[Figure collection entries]
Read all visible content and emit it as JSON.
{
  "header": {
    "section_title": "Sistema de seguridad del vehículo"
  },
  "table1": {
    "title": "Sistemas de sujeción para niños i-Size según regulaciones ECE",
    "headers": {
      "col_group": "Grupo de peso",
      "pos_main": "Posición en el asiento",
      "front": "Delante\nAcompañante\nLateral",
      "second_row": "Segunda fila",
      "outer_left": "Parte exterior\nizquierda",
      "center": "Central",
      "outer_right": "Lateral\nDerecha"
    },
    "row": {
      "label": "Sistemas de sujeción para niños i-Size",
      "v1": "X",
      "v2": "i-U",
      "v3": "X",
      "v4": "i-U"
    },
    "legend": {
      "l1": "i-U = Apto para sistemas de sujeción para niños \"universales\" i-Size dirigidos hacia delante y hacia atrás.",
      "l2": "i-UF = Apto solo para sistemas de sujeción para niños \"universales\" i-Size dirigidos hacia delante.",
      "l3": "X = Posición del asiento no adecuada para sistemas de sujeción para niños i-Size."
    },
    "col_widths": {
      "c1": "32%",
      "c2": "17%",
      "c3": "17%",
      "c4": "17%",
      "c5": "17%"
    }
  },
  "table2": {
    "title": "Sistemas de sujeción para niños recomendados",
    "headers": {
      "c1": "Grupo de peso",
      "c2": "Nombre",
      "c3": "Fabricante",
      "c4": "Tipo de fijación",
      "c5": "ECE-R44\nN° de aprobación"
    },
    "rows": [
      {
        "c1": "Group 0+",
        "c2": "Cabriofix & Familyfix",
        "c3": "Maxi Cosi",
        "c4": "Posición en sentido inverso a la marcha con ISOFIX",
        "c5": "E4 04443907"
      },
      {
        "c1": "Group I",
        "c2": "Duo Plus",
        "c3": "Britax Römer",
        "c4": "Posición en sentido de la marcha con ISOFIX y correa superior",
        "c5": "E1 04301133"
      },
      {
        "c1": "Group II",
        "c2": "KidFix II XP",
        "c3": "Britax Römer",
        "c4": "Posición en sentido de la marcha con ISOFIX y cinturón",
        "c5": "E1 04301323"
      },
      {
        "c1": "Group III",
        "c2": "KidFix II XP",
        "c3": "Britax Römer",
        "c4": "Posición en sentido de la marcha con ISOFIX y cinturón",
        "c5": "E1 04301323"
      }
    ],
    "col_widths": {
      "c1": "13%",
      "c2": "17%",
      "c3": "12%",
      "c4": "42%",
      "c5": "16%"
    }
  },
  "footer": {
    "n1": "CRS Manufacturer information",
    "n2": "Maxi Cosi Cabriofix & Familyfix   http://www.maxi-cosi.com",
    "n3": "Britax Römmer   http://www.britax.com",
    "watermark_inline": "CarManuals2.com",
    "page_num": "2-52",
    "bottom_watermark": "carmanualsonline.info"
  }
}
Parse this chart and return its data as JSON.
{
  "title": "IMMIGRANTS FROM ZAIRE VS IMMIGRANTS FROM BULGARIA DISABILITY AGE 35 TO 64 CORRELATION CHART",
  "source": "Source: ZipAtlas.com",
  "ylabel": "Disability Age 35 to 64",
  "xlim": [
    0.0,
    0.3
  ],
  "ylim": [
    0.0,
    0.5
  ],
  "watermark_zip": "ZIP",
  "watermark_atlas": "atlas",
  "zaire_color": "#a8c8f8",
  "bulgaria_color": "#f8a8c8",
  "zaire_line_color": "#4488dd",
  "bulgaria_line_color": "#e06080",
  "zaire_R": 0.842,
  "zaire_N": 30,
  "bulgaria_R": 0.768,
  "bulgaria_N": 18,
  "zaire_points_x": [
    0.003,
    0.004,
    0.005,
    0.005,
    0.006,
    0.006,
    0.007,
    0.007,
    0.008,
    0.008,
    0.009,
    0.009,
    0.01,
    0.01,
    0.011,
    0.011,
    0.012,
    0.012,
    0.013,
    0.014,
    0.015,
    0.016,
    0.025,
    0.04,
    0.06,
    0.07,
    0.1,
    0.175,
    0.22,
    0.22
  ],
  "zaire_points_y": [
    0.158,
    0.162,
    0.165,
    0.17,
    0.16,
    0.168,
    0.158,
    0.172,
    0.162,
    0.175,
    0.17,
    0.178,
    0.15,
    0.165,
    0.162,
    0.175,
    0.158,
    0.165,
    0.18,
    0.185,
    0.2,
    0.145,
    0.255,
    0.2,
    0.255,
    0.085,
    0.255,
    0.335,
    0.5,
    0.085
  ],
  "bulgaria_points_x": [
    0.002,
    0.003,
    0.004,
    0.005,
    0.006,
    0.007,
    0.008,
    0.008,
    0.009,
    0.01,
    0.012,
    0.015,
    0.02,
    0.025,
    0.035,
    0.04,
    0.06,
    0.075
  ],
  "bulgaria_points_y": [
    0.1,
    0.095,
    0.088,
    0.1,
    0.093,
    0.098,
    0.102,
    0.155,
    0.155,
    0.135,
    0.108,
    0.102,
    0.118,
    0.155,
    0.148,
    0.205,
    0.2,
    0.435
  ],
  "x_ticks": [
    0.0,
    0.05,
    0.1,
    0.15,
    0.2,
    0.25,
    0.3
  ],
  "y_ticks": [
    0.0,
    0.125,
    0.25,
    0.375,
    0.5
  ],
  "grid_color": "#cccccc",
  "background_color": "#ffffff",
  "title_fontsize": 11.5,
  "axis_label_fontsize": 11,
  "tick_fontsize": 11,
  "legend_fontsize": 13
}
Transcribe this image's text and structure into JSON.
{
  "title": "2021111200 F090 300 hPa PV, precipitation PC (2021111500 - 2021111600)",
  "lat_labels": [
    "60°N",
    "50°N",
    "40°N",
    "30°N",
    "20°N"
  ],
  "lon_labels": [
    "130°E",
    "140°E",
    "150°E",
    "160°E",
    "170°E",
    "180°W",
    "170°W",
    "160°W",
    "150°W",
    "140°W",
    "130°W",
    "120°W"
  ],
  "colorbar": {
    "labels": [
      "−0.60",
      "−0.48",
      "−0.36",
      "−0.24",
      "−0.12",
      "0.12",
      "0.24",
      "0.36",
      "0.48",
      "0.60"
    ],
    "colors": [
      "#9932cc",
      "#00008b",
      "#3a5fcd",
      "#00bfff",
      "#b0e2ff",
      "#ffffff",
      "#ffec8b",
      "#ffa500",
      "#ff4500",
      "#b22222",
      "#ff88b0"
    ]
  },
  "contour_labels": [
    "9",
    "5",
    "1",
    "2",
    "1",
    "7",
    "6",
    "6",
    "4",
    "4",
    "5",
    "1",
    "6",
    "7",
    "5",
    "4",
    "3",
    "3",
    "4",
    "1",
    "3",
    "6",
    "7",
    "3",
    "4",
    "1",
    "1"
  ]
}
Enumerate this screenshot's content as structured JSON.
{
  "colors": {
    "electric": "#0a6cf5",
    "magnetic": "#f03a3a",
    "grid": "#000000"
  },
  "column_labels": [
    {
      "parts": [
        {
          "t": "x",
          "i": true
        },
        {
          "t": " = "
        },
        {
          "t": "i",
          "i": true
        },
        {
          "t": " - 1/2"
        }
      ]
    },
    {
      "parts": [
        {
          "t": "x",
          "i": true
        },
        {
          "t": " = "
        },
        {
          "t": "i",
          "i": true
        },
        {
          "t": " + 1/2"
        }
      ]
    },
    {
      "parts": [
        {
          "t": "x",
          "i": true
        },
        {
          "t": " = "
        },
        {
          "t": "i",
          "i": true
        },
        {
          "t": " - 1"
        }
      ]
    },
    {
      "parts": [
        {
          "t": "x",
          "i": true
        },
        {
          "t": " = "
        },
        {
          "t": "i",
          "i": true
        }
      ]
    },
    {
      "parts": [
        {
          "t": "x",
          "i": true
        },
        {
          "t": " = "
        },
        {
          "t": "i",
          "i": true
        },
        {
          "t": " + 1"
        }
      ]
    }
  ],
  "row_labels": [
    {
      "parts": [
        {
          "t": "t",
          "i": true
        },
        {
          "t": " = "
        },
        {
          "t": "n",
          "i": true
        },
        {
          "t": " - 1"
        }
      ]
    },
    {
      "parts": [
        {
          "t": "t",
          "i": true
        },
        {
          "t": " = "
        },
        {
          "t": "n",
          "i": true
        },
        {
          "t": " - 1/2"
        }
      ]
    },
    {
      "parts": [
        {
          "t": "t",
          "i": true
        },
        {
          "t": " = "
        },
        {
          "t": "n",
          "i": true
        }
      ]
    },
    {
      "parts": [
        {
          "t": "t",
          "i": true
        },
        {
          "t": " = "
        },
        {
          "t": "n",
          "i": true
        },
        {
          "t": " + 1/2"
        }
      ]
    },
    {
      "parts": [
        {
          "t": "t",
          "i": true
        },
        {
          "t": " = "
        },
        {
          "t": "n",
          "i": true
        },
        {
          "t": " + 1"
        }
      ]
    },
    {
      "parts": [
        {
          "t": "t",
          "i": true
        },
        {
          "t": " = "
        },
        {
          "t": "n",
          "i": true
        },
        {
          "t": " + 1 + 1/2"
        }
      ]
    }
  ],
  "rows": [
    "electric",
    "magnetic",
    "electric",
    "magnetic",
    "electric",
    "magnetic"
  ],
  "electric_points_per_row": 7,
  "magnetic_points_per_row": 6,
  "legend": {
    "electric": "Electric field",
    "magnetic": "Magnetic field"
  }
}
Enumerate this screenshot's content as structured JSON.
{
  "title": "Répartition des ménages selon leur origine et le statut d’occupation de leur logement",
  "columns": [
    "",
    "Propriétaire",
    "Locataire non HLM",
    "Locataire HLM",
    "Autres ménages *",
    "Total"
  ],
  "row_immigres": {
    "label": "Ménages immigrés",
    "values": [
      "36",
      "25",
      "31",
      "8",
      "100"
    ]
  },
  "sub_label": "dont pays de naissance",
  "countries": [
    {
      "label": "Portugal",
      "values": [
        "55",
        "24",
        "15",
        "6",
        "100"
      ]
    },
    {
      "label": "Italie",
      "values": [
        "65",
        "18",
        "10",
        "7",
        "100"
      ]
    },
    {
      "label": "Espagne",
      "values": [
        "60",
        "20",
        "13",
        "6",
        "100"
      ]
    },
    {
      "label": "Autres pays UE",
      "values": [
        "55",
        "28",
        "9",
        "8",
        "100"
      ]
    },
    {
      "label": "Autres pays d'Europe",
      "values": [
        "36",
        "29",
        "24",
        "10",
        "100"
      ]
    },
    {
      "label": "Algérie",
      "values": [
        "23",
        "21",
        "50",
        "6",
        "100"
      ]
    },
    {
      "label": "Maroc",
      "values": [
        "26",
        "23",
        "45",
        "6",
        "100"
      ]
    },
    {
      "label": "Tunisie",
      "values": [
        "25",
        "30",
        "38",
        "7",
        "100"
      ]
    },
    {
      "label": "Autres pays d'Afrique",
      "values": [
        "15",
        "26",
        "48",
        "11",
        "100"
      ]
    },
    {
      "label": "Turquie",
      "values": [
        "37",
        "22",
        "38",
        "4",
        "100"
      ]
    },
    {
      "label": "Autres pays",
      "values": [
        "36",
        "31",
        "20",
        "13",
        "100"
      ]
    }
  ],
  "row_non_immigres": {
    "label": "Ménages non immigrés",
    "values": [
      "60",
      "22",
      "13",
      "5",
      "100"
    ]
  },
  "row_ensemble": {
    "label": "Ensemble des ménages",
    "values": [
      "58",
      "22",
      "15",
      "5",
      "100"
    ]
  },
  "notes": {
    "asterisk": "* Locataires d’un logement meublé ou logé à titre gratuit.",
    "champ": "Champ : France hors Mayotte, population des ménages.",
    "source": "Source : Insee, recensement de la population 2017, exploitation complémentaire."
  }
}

— WHAT TO WORK ON —
Go through the entries above and copy every line containing "Apto".

— TASK ANSWER —
      "l1": "i-U = Apto para sistemas de sujeción para niños \"universales\" i-Size dirigidos hacia delante y hacia atrás.",
      "l2": "i-UF = Apto solo para sistemas de sujeción para niños \"universales\" i-Size dirigidos hacia delante.",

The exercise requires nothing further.